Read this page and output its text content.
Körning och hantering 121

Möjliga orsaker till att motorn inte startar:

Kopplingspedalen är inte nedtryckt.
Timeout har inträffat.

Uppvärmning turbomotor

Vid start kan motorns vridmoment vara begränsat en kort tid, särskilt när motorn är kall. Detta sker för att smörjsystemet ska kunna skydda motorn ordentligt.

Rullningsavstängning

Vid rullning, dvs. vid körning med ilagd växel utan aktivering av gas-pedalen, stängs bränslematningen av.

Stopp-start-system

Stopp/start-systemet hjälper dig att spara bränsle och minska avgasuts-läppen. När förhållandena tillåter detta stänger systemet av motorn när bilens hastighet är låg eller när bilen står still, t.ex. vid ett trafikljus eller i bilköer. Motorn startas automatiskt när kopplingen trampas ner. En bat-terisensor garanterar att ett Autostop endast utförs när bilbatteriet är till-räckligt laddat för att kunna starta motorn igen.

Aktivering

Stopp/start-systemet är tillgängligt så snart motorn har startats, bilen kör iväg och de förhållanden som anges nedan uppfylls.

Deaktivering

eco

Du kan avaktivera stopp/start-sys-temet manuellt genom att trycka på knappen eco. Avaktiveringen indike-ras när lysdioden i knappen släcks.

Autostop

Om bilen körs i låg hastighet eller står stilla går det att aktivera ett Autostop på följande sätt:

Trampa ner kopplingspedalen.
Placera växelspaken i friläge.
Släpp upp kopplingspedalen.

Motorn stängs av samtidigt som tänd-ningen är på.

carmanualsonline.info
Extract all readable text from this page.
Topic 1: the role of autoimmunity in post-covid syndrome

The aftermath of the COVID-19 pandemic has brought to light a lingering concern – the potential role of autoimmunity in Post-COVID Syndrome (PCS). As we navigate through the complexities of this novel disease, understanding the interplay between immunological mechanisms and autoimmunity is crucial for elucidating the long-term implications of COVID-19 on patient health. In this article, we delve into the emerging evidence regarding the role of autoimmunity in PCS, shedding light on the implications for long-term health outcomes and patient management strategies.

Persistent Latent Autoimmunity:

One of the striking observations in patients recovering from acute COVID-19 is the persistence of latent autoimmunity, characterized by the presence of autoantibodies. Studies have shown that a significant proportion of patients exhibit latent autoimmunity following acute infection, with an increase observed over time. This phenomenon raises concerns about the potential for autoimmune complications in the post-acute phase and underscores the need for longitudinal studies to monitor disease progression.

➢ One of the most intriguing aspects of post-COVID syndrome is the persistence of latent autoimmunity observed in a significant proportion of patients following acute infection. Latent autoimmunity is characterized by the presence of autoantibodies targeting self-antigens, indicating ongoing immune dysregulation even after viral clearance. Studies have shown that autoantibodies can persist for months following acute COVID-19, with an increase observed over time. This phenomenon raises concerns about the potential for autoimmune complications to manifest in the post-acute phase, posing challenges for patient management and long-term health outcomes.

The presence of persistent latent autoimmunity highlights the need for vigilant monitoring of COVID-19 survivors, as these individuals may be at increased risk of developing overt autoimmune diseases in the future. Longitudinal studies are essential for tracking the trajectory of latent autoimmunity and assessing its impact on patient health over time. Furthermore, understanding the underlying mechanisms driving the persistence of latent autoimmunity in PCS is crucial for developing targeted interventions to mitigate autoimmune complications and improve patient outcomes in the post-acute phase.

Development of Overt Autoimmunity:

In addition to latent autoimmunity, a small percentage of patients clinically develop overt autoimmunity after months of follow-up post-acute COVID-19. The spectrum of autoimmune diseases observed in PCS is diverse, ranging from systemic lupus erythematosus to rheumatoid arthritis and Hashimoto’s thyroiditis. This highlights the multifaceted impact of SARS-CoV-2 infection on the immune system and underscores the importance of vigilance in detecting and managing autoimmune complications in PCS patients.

▸ What the task asks
Examine the listing above and state the number of lines that contain the word "term", with no further remarks.

▸ Answer to this problem
2